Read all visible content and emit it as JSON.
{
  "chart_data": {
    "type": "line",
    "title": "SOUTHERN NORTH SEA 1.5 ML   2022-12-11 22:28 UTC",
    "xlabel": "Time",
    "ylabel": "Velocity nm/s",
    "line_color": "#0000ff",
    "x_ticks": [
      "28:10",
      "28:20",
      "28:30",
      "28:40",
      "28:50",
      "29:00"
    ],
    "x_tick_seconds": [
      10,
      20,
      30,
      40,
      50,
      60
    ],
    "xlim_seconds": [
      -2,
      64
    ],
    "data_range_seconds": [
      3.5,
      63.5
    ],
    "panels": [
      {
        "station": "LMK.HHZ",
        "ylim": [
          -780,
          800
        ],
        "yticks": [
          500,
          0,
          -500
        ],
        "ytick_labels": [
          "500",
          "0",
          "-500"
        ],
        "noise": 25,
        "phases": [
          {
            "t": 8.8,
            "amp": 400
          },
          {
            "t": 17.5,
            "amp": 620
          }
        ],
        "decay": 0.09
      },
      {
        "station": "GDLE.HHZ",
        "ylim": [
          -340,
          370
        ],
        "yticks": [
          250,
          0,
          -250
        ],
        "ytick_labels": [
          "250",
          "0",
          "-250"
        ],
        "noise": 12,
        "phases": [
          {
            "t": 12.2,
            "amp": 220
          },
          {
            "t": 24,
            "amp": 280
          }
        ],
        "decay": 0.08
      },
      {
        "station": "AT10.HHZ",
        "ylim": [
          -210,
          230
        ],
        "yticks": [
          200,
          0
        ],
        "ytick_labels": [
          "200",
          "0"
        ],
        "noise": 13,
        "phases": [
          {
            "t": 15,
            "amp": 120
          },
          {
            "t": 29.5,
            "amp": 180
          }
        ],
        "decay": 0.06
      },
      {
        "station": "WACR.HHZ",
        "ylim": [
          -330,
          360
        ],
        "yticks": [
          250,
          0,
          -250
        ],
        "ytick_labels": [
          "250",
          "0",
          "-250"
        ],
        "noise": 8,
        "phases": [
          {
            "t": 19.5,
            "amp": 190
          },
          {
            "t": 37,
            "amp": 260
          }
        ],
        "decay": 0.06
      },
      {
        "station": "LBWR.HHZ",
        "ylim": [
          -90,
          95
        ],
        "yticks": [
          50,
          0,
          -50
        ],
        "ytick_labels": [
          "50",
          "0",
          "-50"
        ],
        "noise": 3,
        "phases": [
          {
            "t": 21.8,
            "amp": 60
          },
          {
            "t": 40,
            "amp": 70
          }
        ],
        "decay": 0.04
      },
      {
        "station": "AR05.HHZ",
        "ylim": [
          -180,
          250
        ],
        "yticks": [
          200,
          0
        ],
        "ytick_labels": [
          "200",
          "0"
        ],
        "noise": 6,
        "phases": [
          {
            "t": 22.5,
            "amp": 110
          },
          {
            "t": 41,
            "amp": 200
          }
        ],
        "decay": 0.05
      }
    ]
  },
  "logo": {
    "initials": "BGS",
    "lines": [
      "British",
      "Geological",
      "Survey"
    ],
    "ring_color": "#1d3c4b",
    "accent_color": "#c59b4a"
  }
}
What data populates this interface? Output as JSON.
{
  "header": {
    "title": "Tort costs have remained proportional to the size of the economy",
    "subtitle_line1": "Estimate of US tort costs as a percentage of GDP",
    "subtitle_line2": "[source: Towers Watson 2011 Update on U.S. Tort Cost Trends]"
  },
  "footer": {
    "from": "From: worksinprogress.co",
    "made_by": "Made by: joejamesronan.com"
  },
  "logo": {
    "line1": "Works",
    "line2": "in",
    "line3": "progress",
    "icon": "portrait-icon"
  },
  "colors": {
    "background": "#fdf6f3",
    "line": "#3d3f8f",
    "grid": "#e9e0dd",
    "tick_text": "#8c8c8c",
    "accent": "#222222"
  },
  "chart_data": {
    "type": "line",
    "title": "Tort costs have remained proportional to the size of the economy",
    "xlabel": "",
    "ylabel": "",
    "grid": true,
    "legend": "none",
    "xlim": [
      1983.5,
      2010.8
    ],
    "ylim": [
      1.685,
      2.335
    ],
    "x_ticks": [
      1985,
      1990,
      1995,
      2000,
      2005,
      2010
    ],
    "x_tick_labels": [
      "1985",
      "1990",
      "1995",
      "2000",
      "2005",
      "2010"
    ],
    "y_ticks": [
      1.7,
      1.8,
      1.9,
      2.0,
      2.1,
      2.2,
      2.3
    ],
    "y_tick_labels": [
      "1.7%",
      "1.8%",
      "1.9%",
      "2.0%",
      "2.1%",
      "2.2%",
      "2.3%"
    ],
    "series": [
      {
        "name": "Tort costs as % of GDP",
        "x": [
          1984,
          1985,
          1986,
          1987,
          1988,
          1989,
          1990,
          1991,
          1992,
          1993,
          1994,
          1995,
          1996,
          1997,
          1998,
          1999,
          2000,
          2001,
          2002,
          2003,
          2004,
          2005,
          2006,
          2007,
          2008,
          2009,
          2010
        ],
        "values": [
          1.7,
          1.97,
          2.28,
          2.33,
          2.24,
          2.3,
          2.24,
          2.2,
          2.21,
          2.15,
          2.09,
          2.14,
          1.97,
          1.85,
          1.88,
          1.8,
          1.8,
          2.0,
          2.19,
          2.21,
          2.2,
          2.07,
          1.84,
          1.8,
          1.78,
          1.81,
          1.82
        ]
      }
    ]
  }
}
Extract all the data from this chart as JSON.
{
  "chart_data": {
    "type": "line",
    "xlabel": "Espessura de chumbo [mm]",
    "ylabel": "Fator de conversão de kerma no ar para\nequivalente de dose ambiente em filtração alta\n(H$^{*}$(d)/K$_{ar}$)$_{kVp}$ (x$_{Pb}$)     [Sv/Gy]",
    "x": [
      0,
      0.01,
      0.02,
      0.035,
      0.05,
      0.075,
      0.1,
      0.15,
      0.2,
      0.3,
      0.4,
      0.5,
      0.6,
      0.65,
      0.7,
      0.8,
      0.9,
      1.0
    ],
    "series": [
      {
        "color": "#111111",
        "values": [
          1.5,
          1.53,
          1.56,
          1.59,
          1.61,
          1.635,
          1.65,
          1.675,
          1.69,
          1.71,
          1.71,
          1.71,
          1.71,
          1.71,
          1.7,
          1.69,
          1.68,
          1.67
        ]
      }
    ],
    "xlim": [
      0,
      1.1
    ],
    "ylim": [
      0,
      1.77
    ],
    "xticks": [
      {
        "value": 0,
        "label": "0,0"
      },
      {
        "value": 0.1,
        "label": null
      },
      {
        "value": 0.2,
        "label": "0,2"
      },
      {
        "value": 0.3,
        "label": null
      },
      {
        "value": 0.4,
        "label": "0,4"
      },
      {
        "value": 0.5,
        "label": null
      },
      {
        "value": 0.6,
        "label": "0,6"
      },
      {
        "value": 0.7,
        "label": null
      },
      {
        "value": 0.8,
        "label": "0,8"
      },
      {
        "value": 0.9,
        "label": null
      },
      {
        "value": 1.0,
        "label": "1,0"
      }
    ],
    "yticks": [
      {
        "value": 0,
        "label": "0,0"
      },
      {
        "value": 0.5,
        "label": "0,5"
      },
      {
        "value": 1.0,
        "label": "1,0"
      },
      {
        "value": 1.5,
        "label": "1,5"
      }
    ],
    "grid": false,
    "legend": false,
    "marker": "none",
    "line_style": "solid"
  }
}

----

Your task is to transcribe the listing above in full, exactly as given.

[Answer in full]:
Read all visible content and emit it as JSON.
{
  "chart_data": {
    "type": "line",
    "title": "SOUTHERN NORTH SEA 1.5 ML   2022-12-11 22:28 UTC",
    "xlabel": "Time",
    "ylabel": "Velocity nm/s",
    "line_color": "#0000ff",
    "x_ticks": [
      "28:10",
      "28:20",
      "28:30",
      "28:40",
      "28:50",
      "29:00"
    ],
    "x_tick_seconds": [
      10,
      20,
      30,
      40,
      50,
      60
    ],
    "xlim_seconds": [
      -2,
      64
    ],
    "data_range_seconds": [
      3.5,
      63.5
    ],
    "panels": [
      {
        "station": "LMK.HHZ",
        "ylim": [
          -780,
          800
        ],
        "yticks": [
          500,
          0,
          -500
        ],
        "ytick_labels": [
          "500",
          "0",
          "-500"
        ],
        "noise": 25,
        "phases": [
          {
            "t": 8.8,
            "amp": 400
          },
          {
            "t": 17.5,
            "amp": 620
          }
        ],
        "decay": 0.09
      },
      {
        "station": "GDLE.HHZ",
        "ylim": [
          -340,
          370
        ],
        "yticks": [
          250,
          0,
          -250
        ],
        "ytick_labels": [
          "250",
          "0",
          "-250"
        ],
        "noise": 12,
        "phases": [
          {
            "t": 12.2,
            "amp": 220
          },
          {
            "t": 24,
            "amp": 280
          }
        ],
        "decay": 0.08
      },
      {
        "station": "AT10.HHZ",
        "ylim": [
          -210,
          230
        ],
        "yticks": [
          200,
          0
        ],
        "ytick_labels": [
          "200",
          "0"
        ],
        "noise": 13,
        "phases": [
          {
            "t": 15,
            "amp": 120
          },
          {
            "t": 29.5,
            "amp": 180
          }
        ],
        "decay": 0.06
      },
      {
        "station": "WACR.HHZ",
        "ylim": [
          -330,
          360
        ],
        "yticks": [
          250,
          0,
          -250
        ],
        "ytick_labels": [
          "250",
          "0",
          "-250"
        ],
        "noise": 8,
        "phases": [
          {
            "t": 19.5,
            "amp": 190
          },
          {
            "t": 37,
            "amp": 260
          }
        ],
        "decay": 0.06
      },
      {
        "station": "LBWR.HHZ",
        "ylim": [
          -90,
          95
        ],
        "yticks": [
          50,
          0,
          -50
        ],
        "ytick_labels": [
          "50",
          "0",
          "-50"
        ],
        "noise": 3,
        "phases": [
          {
            "t": 21.8,
            "amp": 60
          },
          {
            "t": 40,
            "amp": 70
          }
        ],
        "decay": 0.04
      },
      {
        "station": "AR05.HHZ",
        "ylim": [
          -180,
          250
        ],
        "yticks": [
          200,
          0
        ],
        "ytick_labels": [
          "200",
          "0"
        ],
        "noise": 6,
        "phases": [
          {
            "t": 22.5,
            "amp": 110
          },
          {
            "t": 41,
            "amp": 200
          }
        ],
        "decay": 0.05
      }
    ]
  },
  "logo": {
    "initials": "BGS",
    "lines": [
      "British",
      "Geological",
      "Survey"
    ],
    "ring_color": "#1d3c4b",
    "accent_color": "#c59b4a"
  }
}
What data populates this interface? Output as JSON.
{
  "header": {
    "title": "Tort costs have remained proportional to the size of the economy",
    "subtitle_line1": "Estimate of US tort costs as a percentage of GDP",
    "subtitle_line2": "[source: Towers Watson 2011 Update on U.S. Tort Cost Trends]"
  },
  "footer": {
    "from": "From: worksinprogress.co",
    "made_by": "Made by: joejamesronan.com"
  },
  "logo": {
    "line1": "Works",
    "line2": "in",
    "line3": "progress",
    "icon": "portrait-icon"
  },
  "colors": {
    "background": "#fdf6f3",
    "line": "#3d3f8f",
    "grid": "#e9e0dd",
    "tick_text": "#8c8c8c",
    "accent": "#222222"
  },
  "chart_data": {
    "type": "line",
    "title": "Tort costs have remained proportional to the size of the economy",
    "xlabel": "",
    "ylabel": "",
    "grid": true,
    "legend": "none",
    "xlim": [
      1983.5,
      2010.8
    ],
    "ylim": [
      1.685,
      2.335
    ],
    "x_ticks": [
      1985,
      1990,
      1995,
      2000,
      2005,
      2010
    ],
    "x_tick_labels": [
      "1985",
      "1990",
      "1995",
      "2000",
      "2005",
      "2010"
    ],
    "y_ticks": [
      1.7,
      1.8,
      1.9,
      2.0,
      2.1,
      2.2,
      2.3
    ],
    "y_tick_labels": [
      "1.7%",
      "1.8%",
      "1.9%",
      "2.0%",
      "2.1%",
      "2.2%",
      "2.3%"
    ],
    "series": [
      {
        "name": "Tort costs as % of GDP",
        "x": [
          1984,
          1985,
          1986,
          1987,
          1988,
          1989,
          1990,
          1991,
          1992,
          1993,
          1994,
          1995,
          1996,
          1997,
          1998,
          1999,
          2000,
          2001,
          2002,
          2003,
          2004,
          2005,
          2006,
          2007,
          2008,
          2009,
          2010
        ],
        "values": [
          1.7,
          1.97,
          2.28,
          2.33,
          2.24,
          2.3,
          2.24,
          2.2,
          2.21,
          2.15,
          2.09,
          2.14,
          1.97,
          1.85,
          1.88,
          1.8,
          1.8,
          2.0,
          2.19,
          2.21,
          2.2,
          2.07,
          1.84,
          1.8,
          1.78,
          1.81,
          1.82
        ]
      }
    ]
  }
}
Extract all the data from this chart as JSON.
{
  "chart_data": {
    "type": "line",
    "xlabel": "Espessura de chumbo [mm]",
    "ylabel": "Fator de conversão de kerma no ar para\nequivalente de dose ambiente em filtração alta\n(H$^{*}$(d)/K$_{ar}$)$_{kVp}$ (x$_{Pb}$)     [Sv/Gy]",
    "x": [
      0,
      0.01,
      0.02,
      0.035,
      0.05,
      0.075,
      0.1,
      0.15,
      0.2,
      0.3,
      0.4,
      0.5,
      0.6,
      0.65,
      0.7,
      0.8,
      0.9,
      1.0
    ],
    "series": [
      {
        "color": "#111111",
        "values": [
          1.5,
          1.53,
          1.56,
          1.59,
          1.61,
          1.635,
          1.65,
          1.675,
          1.69,
          1.71,
          1.71,
          1.71,
          1.71,
          1.71,
          1.7,
          1.69,
          1.68,
          1.67
        ]
      }
    ],
    "xlim": [
      0,
      1.1
    ],
    "ylim": [
      0,
      1.77
    ],
    "xticks": [
      {
        "value": 0,
        "label": "0,0"
      },
      {
        "value": 0.1,
        "label": null
      },
      {
        "value": 0.2,
        "label": "0,2"
      },
      {
        "value": 0.3,
        "label": null
      },
      {
        "value": 0.4,
        "label": "0,4"
      },
      {
        "value": 0.5,
        "label": null
      },
      {
        "value": 0.6,
        "label": "0,6"
      },
      {
        "value": 0.7,
        "label": null
      },
      {
        "value": 0.8,
        "label": "0,8"
      },
      {
        "value": 0.9,
        "label": null
      },
      {
        "value": 1.0,
        "label": "1,0"
      }
    ],
    "yticks": [
      {
        "value": 0,
        "label": "0,0"
      },
      {
        "value": 0.5,
        "label": "0,5"
      },
      {
        "value": 1.0,
        "label": "1,0"
      },
      {
        "value": 1.5,
        "label": "1,5"
      }
    ],
    "grid": false,
    "legend": false,
    "marker": "none",
    "line_style": "solid"
  }
}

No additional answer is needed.